##### Stored rows #####

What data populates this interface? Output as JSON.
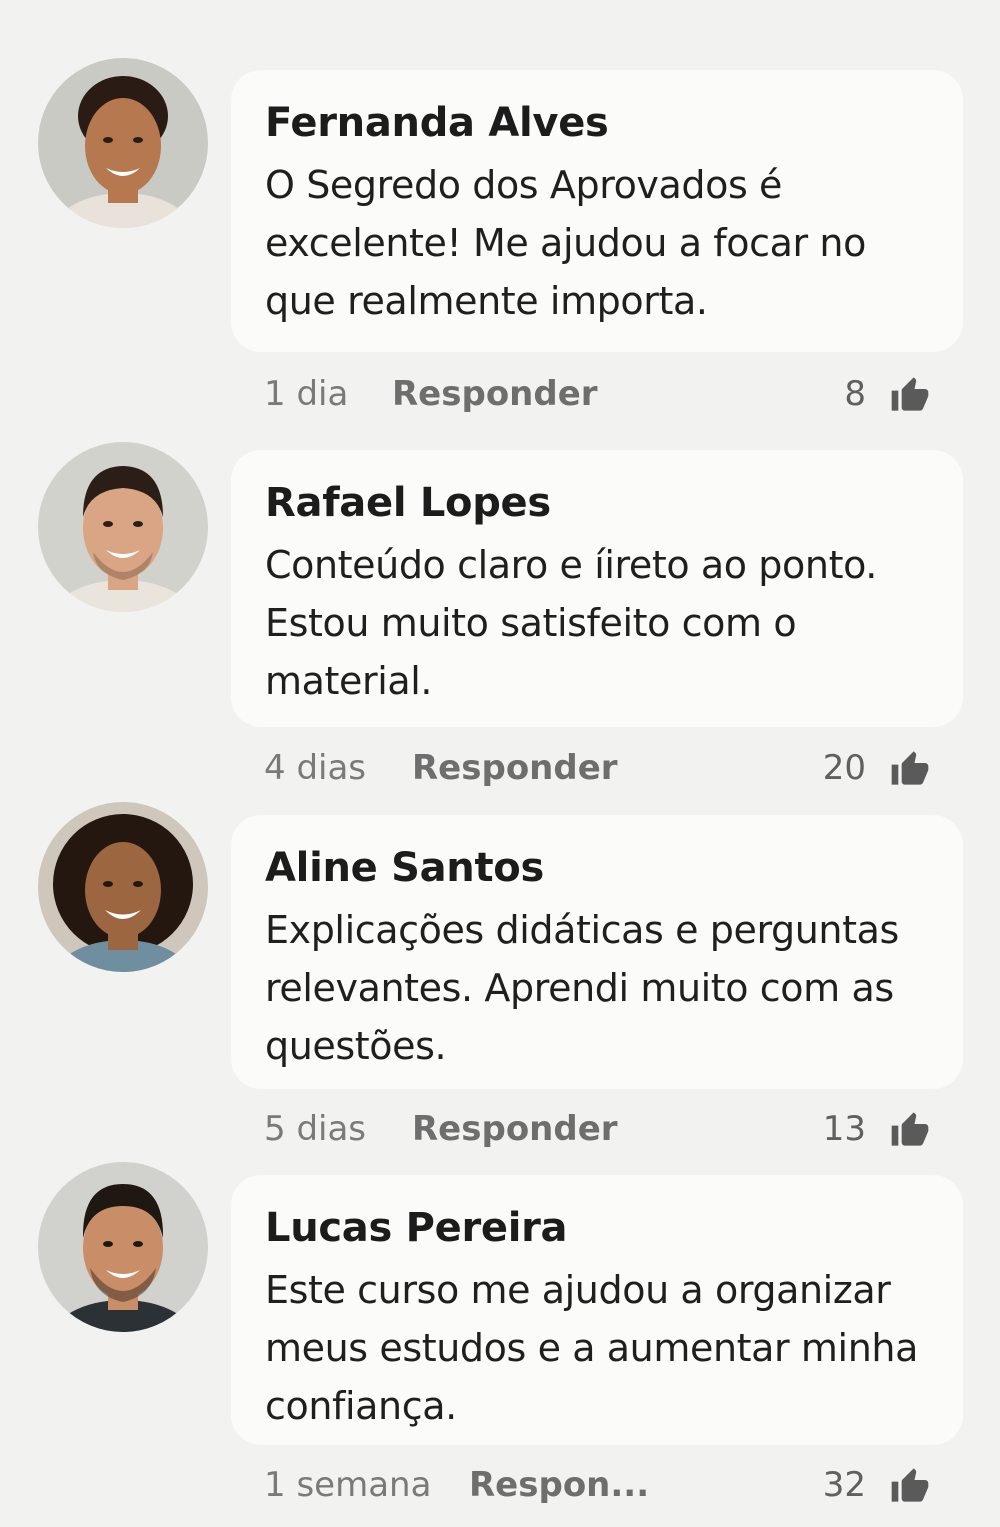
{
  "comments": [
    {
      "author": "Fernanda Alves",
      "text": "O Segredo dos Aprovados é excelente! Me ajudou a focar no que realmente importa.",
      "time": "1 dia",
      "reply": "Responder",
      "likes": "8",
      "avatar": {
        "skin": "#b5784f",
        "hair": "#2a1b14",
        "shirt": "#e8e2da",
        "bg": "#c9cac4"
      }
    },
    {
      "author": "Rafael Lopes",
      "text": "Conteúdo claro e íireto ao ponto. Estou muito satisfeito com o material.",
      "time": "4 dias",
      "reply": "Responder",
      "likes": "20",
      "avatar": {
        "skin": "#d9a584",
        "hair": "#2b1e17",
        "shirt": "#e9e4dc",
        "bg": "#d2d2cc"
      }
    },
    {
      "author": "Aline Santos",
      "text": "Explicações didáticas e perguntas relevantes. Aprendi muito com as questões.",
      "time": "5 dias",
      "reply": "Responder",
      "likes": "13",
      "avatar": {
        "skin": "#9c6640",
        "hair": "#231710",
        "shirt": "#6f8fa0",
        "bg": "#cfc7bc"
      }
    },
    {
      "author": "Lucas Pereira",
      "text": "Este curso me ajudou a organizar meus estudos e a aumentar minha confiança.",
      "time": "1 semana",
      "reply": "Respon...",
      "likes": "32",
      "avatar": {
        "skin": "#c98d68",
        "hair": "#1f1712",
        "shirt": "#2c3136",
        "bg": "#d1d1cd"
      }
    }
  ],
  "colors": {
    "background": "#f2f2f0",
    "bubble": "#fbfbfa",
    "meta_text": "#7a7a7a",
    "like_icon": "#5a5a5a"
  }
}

#####
##### Stored rows #####

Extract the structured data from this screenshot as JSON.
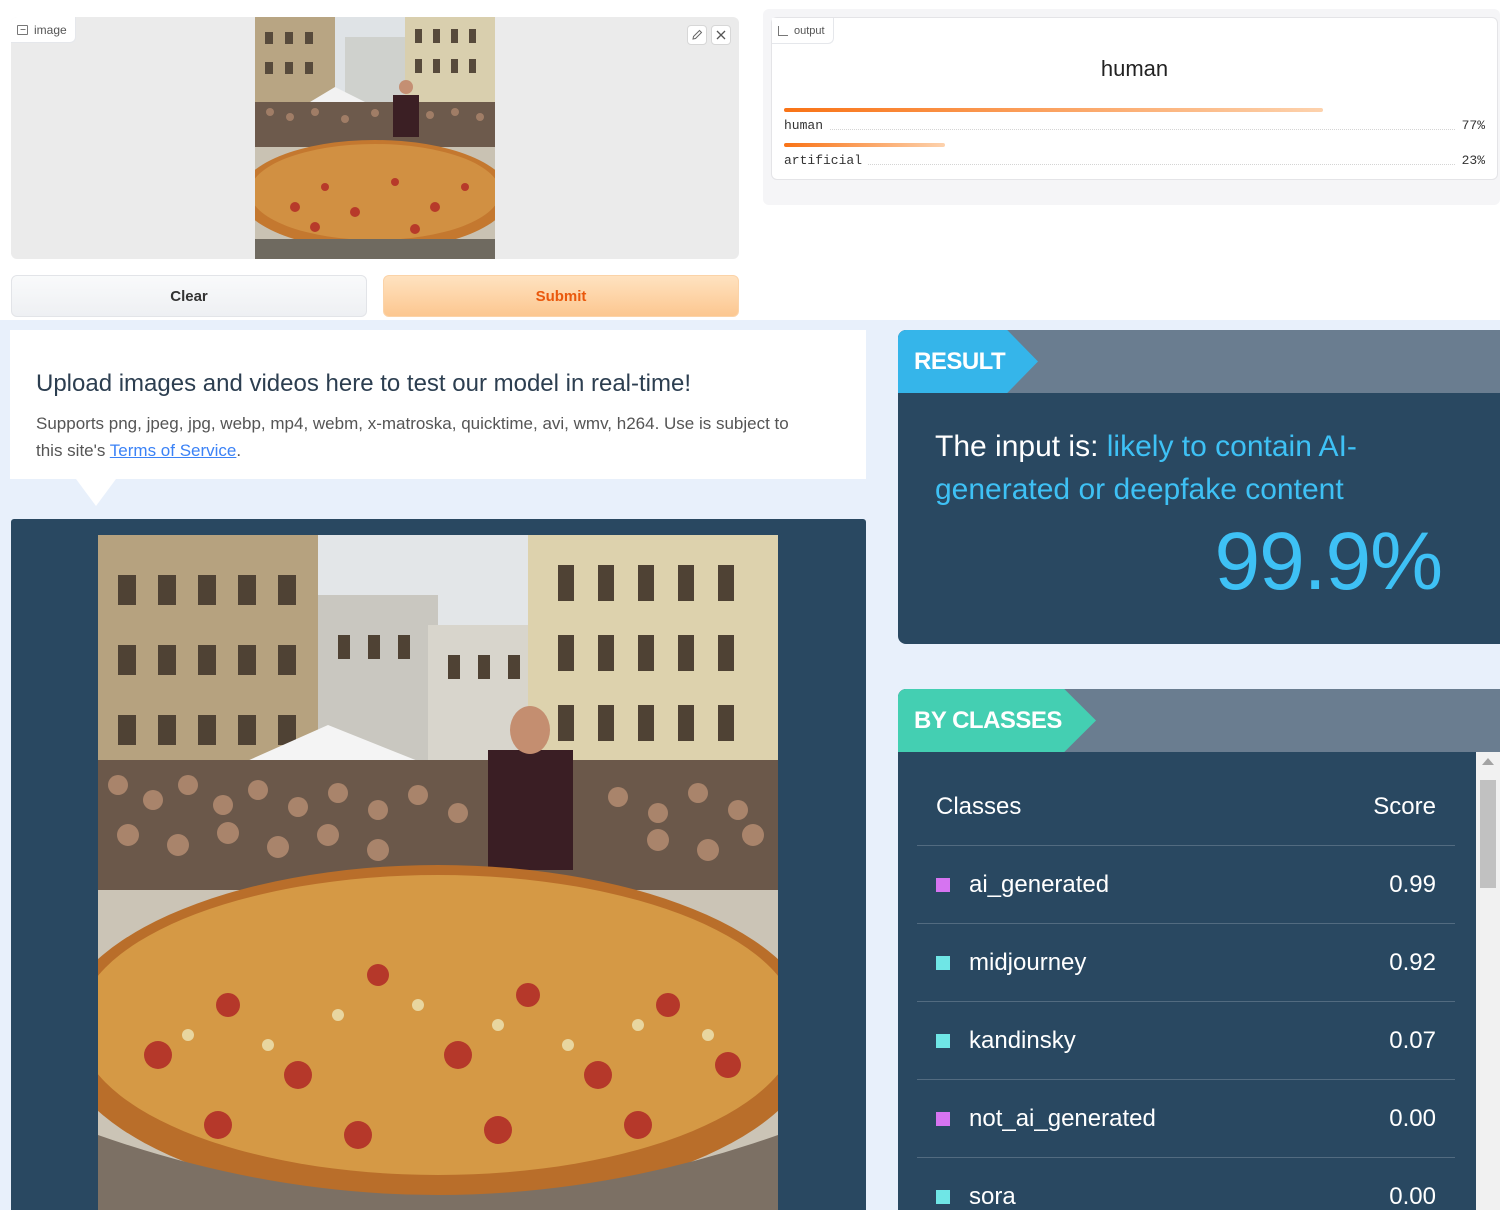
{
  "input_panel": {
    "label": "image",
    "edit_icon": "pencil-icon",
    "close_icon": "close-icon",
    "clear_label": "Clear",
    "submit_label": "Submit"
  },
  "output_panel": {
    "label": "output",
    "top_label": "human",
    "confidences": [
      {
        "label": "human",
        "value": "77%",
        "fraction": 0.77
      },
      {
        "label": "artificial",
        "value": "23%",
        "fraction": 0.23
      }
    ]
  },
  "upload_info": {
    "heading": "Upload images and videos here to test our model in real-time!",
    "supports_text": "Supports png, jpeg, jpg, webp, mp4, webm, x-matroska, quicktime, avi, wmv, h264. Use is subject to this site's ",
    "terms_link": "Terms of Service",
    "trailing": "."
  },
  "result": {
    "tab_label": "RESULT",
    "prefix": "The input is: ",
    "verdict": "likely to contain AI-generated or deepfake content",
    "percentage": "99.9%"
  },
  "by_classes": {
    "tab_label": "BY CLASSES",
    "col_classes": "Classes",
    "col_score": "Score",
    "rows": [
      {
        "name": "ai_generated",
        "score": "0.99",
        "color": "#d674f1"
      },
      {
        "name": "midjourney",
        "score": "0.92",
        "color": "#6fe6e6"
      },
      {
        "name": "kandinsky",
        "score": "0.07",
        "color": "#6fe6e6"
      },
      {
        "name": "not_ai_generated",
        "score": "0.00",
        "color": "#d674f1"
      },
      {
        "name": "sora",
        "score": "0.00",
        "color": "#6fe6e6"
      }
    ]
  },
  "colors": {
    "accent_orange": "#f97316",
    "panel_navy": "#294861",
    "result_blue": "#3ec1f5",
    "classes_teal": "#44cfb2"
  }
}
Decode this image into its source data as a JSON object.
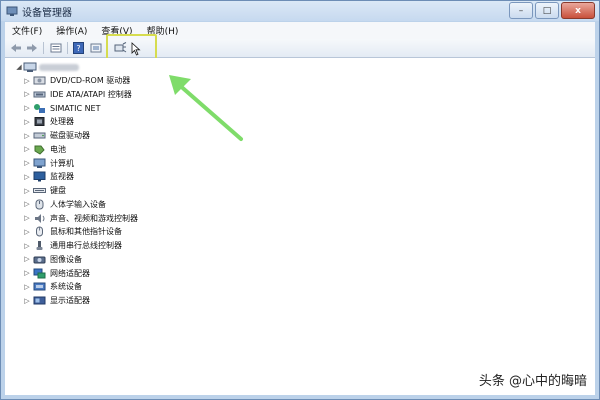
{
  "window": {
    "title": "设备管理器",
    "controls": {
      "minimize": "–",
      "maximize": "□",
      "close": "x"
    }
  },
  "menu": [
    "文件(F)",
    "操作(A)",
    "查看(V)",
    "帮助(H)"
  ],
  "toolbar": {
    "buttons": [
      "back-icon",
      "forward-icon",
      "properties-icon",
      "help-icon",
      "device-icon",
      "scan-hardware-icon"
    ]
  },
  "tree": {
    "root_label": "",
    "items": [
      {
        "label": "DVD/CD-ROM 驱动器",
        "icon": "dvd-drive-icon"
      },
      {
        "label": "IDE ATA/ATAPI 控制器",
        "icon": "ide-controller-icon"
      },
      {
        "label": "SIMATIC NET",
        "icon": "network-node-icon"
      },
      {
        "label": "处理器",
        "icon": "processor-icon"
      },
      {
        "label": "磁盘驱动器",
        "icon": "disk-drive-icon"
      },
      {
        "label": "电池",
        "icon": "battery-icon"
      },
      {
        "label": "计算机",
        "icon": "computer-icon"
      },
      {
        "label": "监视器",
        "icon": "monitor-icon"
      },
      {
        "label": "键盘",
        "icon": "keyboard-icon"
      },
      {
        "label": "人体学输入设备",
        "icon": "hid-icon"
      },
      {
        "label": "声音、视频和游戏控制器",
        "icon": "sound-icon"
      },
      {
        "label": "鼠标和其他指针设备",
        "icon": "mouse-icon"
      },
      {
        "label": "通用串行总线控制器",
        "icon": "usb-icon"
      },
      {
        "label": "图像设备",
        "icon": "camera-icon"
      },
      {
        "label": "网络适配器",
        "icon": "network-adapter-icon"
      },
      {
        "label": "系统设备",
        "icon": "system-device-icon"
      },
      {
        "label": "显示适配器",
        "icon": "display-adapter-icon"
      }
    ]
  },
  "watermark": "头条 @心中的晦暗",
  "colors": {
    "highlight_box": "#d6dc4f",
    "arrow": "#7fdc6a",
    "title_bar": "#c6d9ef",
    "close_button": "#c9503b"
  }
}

#####

## [Given task]
Each line that holds the string "data" counts once; give the total and nothing else.

## [Answer below]
3